• SET EXERCISE:
Look through the lines of the material and count those containing "text". Give that count alone.

______________________________

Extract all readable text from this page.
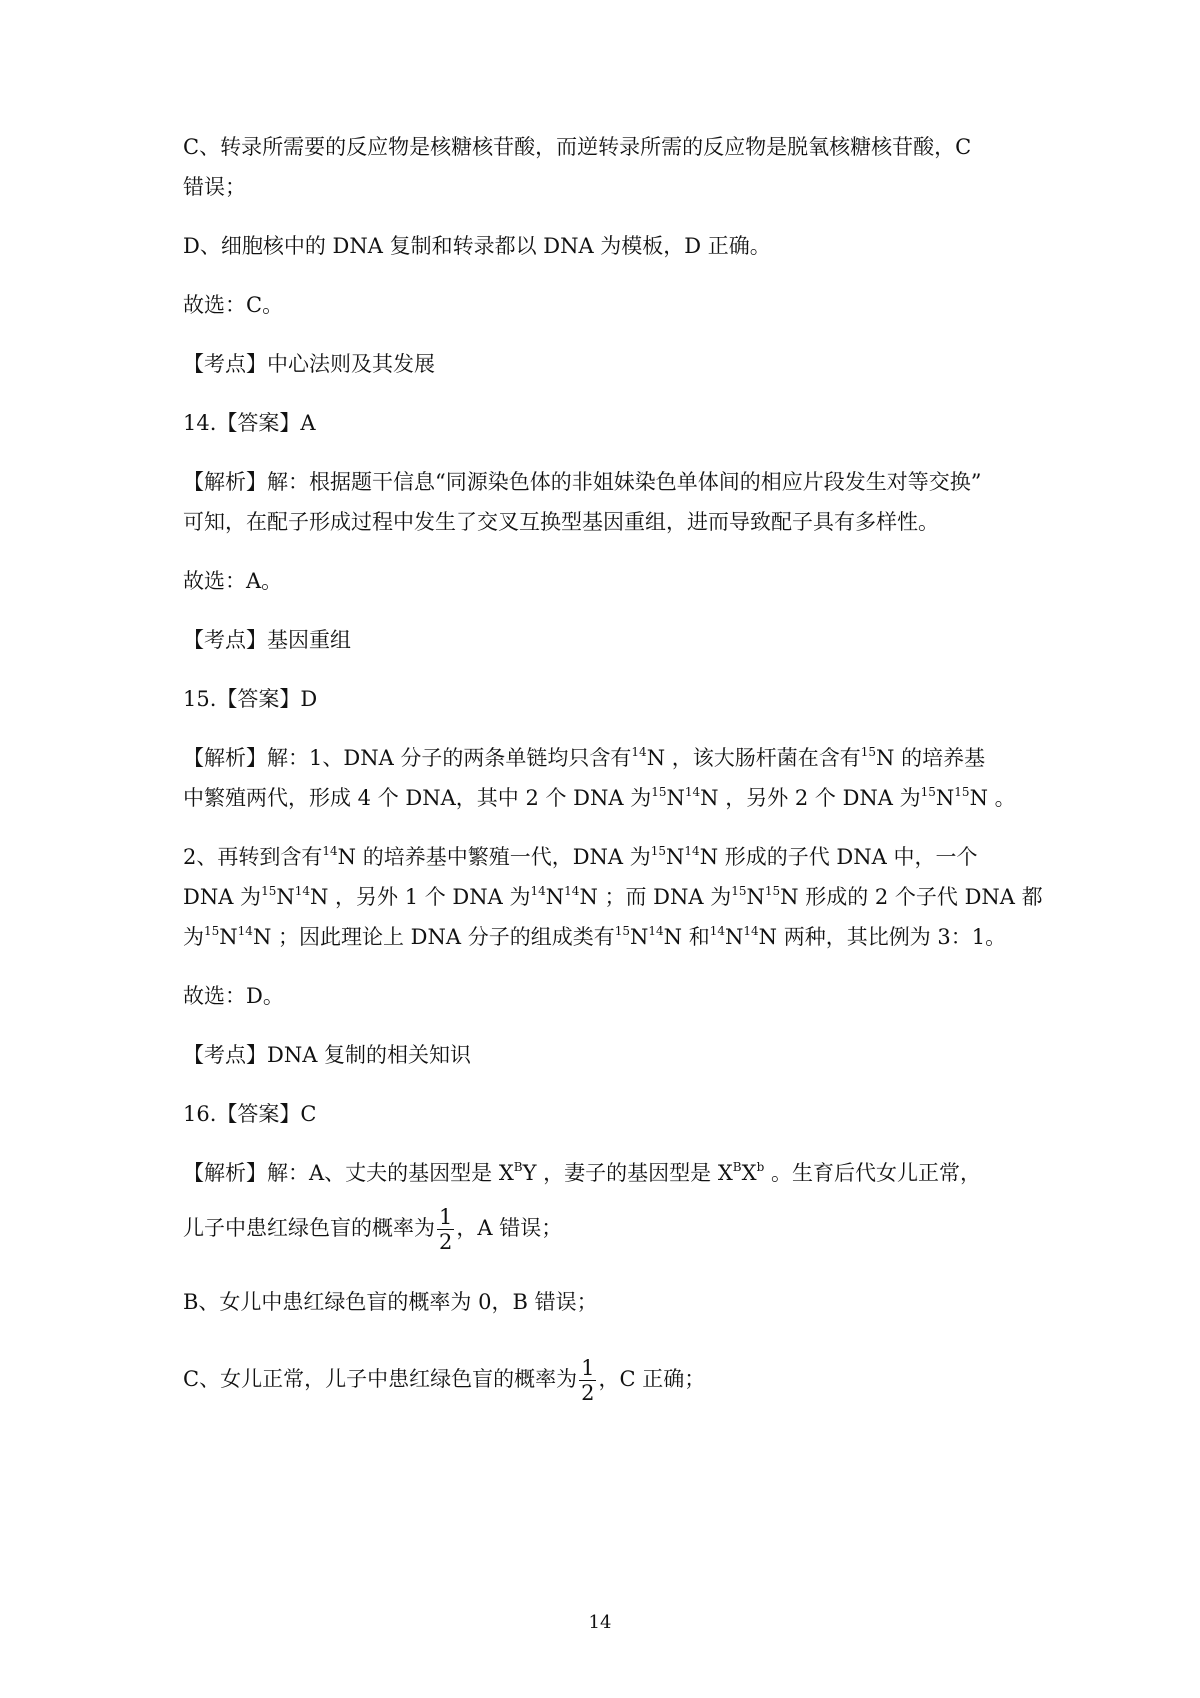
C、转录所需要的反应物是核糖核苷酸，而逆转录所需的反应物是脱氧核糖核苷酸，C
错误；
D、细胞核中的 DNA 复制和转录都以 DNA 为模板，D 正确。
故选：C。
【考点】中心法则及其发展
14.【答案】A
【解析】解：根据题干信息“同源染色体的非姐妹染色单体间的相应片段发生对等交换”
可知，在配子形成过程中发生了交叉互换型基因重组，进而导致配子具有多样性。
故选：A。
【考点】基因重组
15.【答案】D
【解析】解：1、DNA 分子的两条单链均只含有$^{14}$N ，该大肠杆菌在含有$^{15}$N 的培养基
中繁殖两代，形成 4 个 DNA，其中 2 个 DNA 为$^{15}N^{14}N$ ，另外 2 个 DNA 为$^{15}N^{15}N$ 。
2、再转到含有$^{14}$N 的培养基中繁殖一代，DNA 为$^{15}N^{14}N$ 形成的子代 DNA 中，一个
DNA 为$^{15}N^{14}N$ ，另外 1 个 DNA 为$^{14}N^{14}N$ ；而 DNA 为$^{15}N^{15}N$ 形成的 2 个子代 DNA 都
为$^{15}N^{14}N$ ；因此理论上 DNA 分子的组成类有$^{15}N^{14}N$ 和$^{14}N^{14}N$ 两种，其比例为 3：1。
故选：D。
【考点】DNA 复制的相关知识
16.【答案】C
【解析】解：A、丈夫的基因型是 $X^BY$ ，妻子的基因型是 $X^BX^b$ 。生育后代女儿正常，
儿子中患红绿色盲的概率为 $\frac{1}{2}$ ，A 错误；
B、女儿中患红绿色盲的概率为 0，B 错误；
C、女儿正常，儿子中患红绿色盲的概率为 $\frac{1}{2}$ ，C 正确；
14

______________________________

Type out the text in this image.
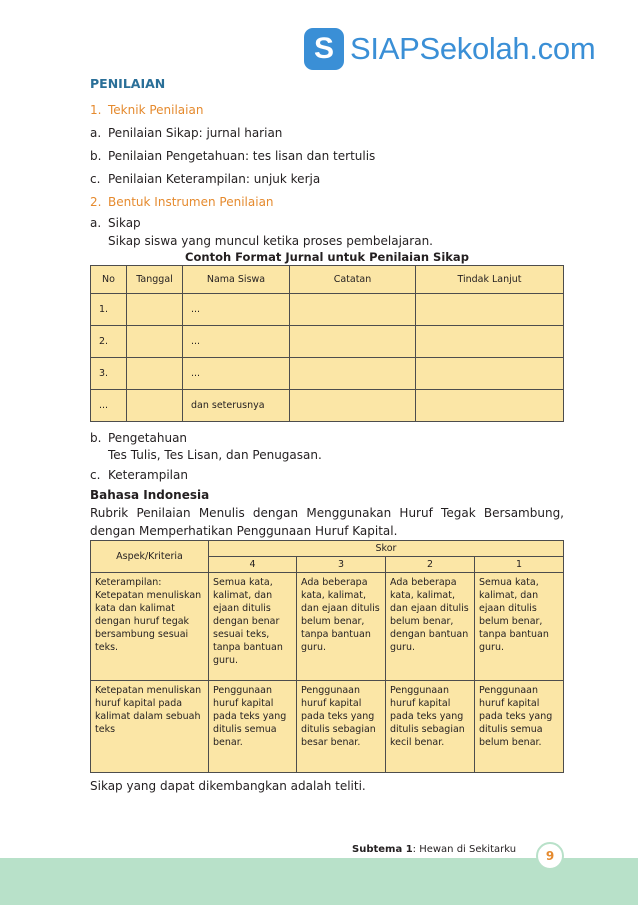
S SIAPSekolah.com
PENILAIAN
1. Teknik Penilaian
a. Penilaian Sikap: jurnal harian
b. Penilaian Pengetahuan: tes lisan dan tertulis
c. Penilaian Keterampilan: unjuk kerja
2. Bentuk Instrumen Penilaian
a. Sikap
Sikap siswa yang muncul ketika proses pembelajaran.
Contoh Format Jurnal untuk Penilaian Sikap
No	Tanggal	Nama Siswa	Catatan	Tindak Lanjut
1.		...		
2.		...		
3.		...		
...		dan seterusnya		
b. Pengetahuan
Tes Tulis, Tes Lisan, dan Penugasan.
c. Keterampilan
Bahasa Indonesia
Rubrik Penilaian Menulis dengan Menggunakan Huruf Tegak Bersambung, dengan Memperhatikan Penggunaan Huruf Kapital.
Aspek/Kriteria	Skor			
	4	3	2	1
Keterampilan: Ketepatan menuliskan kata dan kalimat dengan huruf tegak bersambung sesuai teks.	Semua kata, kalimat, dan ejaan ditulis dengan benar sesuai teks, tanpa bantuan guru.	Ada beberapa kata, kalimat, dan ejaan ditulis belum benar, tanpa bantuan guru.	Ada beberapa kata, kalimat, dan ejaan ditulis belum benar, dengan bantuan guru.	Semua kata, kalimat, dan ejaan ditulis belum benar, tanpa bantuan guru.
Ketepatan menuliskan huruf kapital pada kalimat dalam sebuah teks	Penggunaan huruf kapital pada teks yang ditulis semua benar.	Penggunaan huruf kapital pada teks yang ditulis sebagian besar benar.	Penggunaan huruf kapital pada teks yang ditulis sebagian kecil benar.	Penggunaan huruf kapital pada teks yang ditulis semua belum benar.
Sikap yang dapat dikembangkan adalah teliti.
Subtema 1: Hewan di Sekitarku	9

______________________________

• FINAL RESULT:
2